═══ Given text ═══

Background: Pay-for-performance (P4P) programs have been implemented in various forms to reduce emergency department (ED) patient length of stay (LOS). This retrospective study investigated to what extent the timing of patient disposition in Metro Vancouver EDs was influenced by a LOS-based P4P program.

Methods: We analyzed ED visit records of four major hospitals in Metro Vancouver, Canada. For each ED, we individually tested whether LOS was distributed discontinuously at the LOS target before and after the P4P program was terminated. For the P4P effective period, we examined whether patients discharged just prior to the LOS target had a higher 7-day return-and-admission (RA) rate—the probability that a patient, after being discharged home, returned to any ED within 7 days and was admitted to an inpatient unit—than patients discharged just after the target.

Results: Prior to the termination of the P4P program, in all four EDs, the LOS density of admitted patients was discontinuous and had a significant drop at the P4P 10-hours admission LOS target; a similar phenomenon was observed among discharged patients at the 4-hours discharge LOS target, but only in the two lower-volume EDs. Furthermore, in a lower-volume ED, patients who were discharged right before the 4-hours P4P LOS target had a higher 7-day RA rate than patients discharged right after the LOS target. After the termination of the discharge incentive, the discontinuity at the discharge LOS target became less evident, but patients were still more frequently admitted just before 10 hours in three of the four EDs as the local health authority continued to support the admission incentive scheme after the government terminated the P4P program.

═══

Tasks to perform:
**A)** According to the text on the pay-for-performance study, how many hospitals' emergency department records were analyzed?
**B)** From the pay-for-performance study text, write out everything from "Results: Prior to" down to "the P4P program.", switching "lower-volume" to "smaller".

═══ Listed records ═══

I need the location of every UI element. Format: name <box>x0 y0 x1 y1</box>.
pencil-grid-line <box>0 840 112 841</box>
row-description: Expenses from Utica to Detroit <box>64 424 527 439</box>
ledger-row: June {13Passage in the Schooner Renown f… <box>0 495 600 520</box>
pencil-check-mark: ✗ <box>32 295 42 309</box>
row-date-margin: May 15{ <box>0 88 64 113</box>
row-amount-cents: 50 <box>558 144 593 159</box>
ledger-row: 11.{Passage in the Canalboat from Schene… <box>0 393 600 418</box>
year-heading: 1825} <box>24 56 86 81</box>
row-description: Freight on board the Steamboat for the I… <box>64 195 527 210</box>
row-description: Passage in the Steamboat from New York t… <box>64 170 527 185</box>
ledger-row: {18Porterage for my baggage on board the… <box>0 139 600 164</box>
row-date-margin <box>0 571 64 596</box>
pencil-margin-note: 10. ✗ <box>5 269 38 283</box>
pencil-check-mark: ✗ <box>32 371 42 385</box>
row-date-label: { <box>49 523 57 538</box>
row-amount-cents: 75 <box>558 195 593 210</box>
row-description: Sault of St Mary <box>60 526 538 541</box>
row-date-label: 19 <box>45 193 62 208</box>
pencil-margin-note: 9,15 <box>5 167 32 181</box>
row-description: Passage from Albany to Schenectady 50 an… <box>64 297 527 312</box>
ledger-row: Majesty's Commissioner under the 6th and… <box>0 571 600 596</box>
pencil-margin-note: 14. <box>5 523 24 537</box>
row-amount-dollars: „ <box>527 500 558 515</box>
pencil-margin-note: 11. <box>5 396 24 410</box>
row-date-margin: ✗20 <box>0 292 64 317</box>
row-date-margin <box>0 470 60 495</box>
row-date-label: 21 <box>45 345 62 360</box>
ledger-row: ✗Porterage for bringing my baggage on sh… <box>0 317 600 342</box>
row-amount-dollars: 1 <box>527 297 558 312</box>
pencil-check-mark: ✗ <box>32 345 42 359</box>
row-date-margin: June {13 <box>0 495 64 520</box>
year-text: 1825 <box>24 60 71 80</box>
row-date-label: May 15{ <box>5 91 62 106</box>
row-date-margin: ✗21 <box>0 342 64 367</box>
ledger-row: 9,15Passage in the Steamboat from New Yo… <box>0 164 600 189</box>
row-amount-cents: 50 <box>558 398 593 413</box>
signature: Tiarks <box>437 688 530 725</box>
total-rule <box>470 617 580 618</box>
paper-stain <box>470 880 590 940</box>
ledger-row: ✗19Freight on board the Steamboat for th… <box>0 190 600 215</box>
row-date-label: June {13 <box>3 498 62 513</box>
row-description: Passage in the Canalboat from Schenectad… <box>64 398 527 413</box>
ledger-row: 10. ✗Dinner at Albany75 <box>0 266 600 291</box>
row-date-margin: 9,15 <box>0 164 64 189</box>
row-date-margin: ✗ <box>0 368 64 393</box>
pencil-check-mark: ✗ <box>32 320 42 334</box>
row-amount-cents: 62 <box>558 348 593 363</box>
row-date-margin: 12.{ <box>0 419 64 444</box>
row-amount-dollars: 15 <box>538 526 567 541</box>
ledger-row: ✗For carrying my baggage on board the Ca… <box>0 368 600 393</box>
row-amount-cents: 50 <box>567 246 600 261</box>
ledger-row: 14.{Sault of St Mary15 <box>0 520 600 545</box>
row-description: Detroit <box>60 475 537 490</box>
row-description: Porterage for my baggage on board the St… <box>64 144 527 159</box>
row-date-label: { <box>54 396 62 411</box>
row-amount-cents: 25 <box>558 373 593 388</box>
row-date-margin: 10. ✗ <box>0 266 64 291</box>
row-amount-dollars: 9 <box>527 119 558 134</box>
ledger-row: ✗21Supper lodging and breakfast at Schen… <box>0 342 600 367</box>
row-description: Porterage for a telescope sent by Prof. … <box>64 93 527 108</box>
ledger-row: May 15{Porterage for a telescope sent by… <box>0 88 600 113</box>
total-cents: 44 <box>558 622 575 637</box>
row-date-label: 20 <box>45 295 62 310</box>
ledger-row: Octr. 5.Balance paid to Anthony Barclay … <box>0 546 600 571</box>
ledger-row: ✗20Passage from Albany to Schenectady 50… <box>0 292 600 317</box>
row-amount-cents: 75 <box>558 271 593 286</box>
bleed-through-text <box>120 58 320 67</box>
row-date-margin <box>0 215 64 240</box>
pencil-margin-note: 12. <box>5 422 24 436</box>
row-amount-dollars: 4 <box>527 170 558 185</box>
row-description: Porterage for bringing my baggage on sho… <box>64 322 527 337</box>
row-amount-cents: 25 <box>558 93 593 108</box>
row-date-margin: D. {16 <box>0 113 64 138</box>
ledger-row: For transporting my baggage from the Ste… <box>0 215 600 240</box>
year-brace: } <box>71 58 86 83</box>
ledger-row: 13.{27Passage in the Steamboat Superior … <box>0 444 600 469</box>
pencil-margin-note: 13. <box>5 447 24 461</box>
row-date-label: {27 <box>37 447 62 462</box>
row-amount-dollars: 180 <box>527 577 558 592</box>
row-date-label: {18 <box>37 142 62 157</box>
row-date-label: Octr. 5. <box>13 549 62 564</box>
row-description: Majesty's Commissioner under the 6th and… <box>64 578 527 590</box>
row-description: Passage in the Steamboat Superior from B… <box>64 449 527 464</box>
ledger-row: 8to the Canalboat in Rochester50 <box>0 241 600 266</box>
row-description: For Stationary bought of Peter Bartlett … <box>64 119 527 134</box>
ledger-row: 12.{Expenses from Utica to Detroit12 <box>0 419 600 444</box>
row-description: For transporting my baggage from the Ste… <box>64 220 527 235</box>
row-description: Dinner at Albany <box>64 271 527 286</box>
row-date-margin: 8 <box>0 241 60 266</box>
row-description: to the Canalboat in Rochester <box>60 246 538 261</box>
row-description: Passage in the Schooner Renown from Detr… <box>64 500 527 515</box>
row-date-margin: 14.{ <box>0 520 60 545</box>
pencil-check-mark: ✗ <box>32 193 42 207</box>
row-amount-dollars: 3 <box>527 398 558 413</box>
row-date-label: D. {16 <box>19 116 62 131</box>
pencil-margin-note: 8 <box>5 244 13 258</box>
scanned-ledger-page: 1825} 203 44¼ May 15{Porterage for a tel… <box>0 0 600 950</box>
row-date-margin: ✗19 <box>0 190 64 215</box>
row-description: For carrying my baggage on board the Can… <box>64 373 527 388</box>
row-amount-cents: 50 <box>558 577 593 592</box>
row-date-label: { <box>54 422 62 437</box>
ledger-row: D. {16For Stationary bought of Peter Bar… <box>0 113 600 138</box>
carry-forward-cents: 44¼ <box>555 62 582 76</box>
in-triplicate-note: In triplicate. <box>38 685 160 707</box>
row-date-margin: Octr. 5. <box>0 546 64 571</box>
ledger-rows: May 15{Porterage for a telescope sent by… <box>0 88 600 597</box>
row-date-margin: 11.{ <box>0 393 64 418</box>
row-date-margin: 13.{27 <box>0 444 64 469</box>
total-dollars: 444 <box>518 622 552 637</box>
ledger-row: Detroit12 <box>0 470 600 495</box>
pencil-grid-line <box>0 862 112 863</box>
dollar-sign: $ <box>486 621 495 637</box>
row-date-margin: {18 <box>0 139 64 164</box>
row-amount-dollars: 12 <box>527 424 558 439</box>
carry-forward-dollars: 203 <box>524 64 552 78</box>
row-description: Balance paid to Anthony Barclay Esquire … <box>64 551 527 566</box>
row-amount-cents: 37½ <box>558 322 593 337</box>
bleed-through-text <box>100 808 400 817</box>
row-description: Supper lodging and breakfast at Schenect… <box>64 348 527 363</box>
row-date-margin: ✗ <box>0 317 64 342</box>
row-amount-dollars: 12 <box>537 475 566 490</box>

═══

Answers for each item:
**A)** Four major hospitals in Metro Vancouver, Canada.

**B)**
Results: Prior to the termination of the P4P program, in all four EDs, the LOS density of admitted patients was discontinuous and had a significant drop at the P4P 10-hours admission LOS target; a similar phenomenon was observed among discharged patients at the 4-hours discharge LOS target, but only in the two smaller EDs. Furthermore, in a smaller ED, patients who were discharged right before the 4-hours P4P LOS target had a higher 7-day RA rate than patients discharged right after the LOS target. After the termination of the discharge incentive, the discontinuity at the discharge LOS target became less evident, but patients were still more frequently admitted just before 10 hours in three of the four EDs as the local health authority continued to support the admission incentive scheme after the government terminated the P4P program.